» **WRITTEN REQUEST**
All records below must be retyped exactly.

═════ RECORDS SUPPLIED ═════

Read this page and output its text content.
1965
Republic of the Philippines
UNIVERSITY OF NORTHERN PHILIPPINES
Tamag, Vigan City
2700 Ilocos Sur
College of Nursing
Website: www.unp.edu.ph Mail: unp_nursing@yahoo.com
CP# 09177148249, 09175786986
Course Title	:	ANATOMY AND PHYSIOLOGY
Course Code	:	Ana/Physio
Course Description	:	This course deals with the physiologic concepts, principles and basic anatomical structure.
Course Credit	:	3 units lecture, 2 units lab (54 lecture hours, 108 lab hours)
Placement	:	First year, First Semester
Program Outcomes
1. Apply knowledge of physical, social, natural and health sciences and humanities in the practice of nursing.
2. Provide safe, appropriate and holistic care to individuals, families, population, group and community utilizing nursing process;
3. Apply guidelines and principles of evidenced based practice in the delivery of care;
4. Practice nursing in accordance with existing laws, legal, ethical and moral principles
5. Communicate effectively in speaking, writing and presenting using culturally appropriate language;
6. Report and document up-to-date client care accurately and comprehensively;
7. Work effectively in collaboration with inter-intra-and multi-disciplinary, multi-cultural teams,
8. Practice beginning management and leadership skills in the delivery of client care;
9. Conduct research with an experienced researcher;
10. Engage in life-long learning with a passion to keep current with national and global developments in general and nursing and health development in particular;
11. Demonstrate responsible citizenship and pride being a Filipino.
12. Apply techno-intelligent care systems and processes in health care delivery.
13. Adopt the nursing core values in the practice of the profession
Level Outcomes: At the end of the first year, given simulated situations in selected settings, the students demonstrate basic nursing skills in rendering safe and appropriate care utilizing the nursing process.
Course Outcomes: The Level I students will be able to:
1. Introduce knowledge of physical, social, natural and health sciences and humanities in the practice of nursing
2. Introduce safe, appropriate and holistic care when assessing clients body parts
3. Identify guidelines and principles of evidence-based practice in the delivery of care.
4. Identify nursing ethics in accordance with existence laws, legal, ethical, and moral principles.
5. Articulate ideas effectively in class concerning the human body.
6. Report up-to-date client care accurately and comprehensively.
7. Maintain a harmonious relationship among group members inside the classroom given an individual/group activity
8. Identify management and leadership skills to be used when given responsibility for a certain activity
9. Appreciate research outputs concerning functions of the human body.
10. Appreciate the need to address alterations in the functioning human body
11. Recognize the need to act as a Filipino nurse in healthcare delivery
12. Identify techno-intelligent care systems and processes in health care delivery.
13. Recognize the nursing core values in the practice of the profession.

═════

» **THE SOLUTION**
Read this page and output its text content.
1965
Republic of the Philippines
UNIVERSITY OF NORTHERN PHILIPPINES
Tamag, Vigan City
2700 Ilocos Sur
College of Nursing
Website: www.unp.edu.ph Mail: unp_nursing@yahoo.com
CP# 09177148249, 09175786986
Course Title	:	ANATOMY AND PHYSIOLOGY
Course Code	:	Ana/Physio
Course Description	:	This course deals with the physiologic concepts, principles and basic anatomical structure.
Course Credit	:	3 units lecture, 2 units lab (54 lecture hours, 108 lab hours)
Placement	:	First year, First Semester
Program Outcomes
1. Apply knowledge of physical, social, natural and health sciences and humanities in the practice of nursing.
2. Provide safe, appropriate and holistic care to individuals, families, population, group and community utilizing nursing process;
3. Apply guidelines and principles of evidenced based practice in the delivery of care;
4. Practice nursing in accordance with existing laws, legal, ethical and moral principles
5. Communicate effectively in speaking, writing and presenting using culturally appropriate language;
6. Report and document up-to-date client care accurately and comprehensively;
7. Work effectively in collaboration with inter-intra-and multi-disciplinary, multi-cultural teams,
8. Practice beginning management and leadership skills in the delivery of client care;
9. Conduct research with an experienced researcher;
10. Engage in life-long learning with a passion to keep current with national and global developments in general and nursing and health development in particular;
11. Demonstrate responsible citizenship and pride being a Filipino.
12. Apply techno-intelligent care systems and processes in health care delivery.
13. Adopt the nursing core values in the practice of the profession
Level Outcomes: At the end of the first year, given simulated situations in selected settings, the students demonstrate basic nursing skills in rendering safe and appropriate care utilizing the nursing process.
Course Outcomes: The Level I students will be able to:
1. Introduce knowledge of physical, social, natural and health sciences and humanities in the practice of nursing
2. Introduce safe, appropriate and holistic care when assessing clients body parts
3. Identify guidelines and principles of evidence-based practice in the delivery of care.
4. Identify nursing ethics in accordance with existence laws, legal, ethical, and moral principles.
5. Articulate ideas effectively in class concerning the human body.
6. Report up-to-date client care accurately and comprehensively.
7. Maintain a harmonious relationship among group members inside the classroom given an individual/group activity
8. Identify management and leadership skills to be used when given responsibility for a certain activity
9. Appreciate research outputs concerning functions of the human body.
10. Appreciate the need to address alterations in the functioning human body
11. Recognize the need to act as a Filipino nurse in healthcare delivery
12. Identify techno-intelligent care systems and processes in health care delivery.
13. Recognize the nursing core values in the practice of the profession.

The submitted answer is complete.